TASK DESCRIPTION. From the listing that follows, extract every line and set it down unaltered.

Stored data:
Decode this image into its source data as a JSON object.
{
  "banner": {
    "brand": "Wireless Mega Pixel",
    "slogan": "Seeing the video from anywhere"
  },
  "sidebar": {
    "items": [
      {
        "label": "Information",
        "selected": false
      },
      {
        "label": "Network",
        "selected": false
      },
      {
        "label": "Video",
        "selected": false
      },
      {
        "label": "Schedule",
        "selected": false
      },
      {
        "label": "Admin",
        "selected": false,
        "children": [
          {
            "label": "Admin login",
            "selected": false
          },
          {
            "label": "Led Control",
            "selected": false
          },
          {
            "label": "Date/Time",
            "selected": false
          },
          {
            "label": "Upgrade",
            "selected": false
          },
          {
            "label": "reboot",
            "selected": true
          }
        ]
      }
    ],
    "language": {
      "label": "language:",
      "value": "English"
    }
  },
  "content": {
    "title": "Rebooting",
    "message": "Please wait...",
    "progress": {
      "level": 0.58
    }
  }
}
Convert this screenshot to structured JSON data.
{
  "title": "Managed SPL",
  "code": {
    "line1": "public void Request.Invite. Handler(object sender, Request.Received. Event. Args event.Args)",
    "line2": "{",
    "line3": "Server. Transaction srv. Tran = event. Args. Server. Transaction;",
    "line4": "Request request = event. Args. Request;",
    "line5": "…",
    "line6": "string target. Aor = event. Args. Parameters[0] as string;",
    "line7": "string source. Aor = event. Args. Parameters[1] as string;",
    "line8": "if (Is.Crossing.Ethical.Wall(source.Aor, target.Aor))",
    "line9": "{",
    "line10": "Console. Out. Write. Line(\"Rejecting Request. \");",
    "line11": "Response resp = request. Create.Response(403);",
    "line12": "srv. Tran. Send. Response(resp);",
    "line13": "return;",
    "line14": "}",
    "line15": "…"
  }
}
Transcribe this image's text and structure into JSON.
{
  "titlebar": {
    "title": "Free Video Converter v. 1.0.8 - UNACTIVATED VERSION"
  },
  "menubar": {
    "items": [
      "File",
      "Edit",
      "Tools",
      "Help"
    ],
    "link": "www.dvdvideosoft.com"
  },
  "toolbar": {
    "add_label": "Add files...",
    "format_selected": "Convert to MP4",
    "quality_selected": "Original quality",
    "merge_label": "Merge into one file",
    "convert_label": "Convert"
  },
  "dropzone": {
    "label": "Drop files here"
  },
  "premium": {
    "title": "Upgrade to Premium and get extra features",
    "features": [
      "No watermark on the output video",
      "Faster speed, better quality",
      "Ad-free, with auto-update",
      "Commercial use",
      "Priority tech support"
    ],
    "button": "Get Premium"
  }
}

CORRECT ANSWER.
Decode this image into its source data as a JSON object.
{
  "banner": {
    "brand": "Wireless Mega Pixel",
    "slogan": "Seeing the video from anywhere"
  },
  "sidebar": {
    "items": [
      {
        "label": "Information",
        "selected": false
      },
      {
        "label": "Network",
        "selected": false
      },
      {
        "label": "Video",
        "selected": false
      },
      {
        "label": "Schedule",
        "selected": false
      },
      {
        "label": "Admin",
        "selected": false,
        "children": [
          {
            "label": "Admin login",
            "selected": false
          },
          {
            "label": "Led Control",
            "selected": false
          },
          {
            "label": "Date/Time",
            "selected": false
          },
          {
            "label": "Upgrade",
            "selected": false
          },
          {
            "label": "reboot",
            "selected": true
          }
        ]
      }
    ],
    "language": {
      "label": "language:",
      "value": "English"
    }
  },
  "content": {
    "title": "Rebooting",
    "message": "Please wait...",
    "progress": {
      "level": 0.58
    }
  }
}
Convert this screenshot to structured JSON data.
{
  "title": "Managed SPL",
  "code": {
    "line1": "public void Request.Invite. Handler(object sender, Request.Received. Event. Args event.Args)",
    "line2": "{",
    "line3": "Server. Transaction srv. Tran = event. Args. Server. Transaction;",
    "line4": "Request request = event. Args. Request;",
    "line5": "…",
    "line6": "string target. Aor = event. Args. Parameters[0] as string;",
    "line7": "string source. Aor = event. Args. Parameters[1] as string;",
    "line8": "if (Is.Crossing.Ethical.Wall(source.Aor, target.Aor))",
    "line9": "{",
    "line10": "Console. Out. Write. Line(\"Rejecting Request. \");",
    "line11": "Response resp = request. Create.Response(403);",
    "line12": "srv. Tran. Send. Response(resp);",
    "line13": "return;",
    "line14": "}",
    "line15": "…"
  }
}
Transcribe this image's text and structure into JSON.
{
  "titlebar": {
    "title": "Free Video Converter v. 1.0.8 - UNACTIVATED VERSION"
  },
  "menubar": {
    "items": [
      "File",
      "Edit",
      "Tools",
      "Help"
    ],
    "link": "www.dvdvideosoft.com"
  },
  "toolbar": {
    "add_label": "Add files...",
    "format_selected": "Convert to MP4",
    "quality_selected": "Original quality",
    "merge_label": "Merge into one file",
    "convert_label": "Convert"
  },
  "dropzone": {
    "label": "Drop files here"
  },
  "premium": {
    "title": "Upgrade to Premium and get extra features",
    "features": [
      "No watermark on the output video",
      "Faster speed, better quality",
      "Ad-free, with auto-update",
      "Commercial use",
      "Priority tech support"
    ],
    "button": "Get Premium"
  }
}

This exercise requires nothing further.